TEXT BLOCK =
━━━━━━━━━━

We are delighted to announce our first confirmed keynote for the event, Professor Helen Berry.
Professor Helen Berry is the Dean of Postgraduate Studies and Professor of British History at Newcastle University. She specialises in British history circa 1660 to 1800, and has a particular interest in social, cultural and economic history. She has worked on the history of the mass media – the rise of newspapers and periodicals that reflected and informed public debates from the late-seventeenth century onwards; coffee house sociability and politeness; the history of gender and sexuality, particularly in the shifting definitions of marriage over time.
Her most recent publication, The Castrato and His Wife, is a microhistory that explores the impact of Italian culture in the British Isles. Her next book, Orphan of the Empire: the Fate of London’s Foundings, will explore the history and welfare in Britain in the first era of global British imperialism. This book will trace what happened to those who survived the experience of being raised in Europe’s first secular corporation designed to ‘save’ children for the nation, funded at first by private philanthropy, then state aid, and finally the profits of investment and venture capitalism.

━━━━━━━━━━

DATA EXTRACT =
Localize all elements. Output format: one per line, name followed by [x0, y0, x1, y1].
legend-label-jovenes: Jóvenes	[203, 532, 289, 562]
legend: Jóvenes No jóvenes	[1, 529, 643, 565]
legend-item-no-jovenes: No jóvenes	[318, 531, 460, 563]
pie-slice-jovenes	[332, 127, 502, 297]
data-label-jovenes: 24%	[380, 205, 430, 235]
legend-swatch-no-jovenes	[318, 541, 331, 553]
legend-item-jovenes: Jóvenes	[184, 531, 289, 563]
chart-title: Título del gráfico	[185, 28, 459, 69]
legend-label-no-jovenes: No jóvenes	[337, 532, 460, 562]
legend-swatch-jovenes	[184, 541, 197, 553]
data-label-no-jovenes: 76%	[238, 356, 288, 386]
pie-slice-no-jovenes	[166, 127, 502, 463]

━━━━━━━━━━

TASK SET =
- a) According to the keynote announcement, what is the title of Professor Helen Berry's most recent publication?
- b) Carry the keynote announcement about Professor Helen Berry forward from its final sentence.

RESPONSES PER TASK =
- a) The Castrato and His Wife

- b)
We are looking forward to hearing Helen speak about one of her earliest loves, The Athenian Mercury, in her keynote address. This periodical was one of the first to regularly circulate through the streets of London, using anonymity to engage readers of all sorts. Her reflections on the London public sphere, print culture, and coffeehouses in relation to eighteenth-century anonymity will surely be an enlightening experience for all in attendance.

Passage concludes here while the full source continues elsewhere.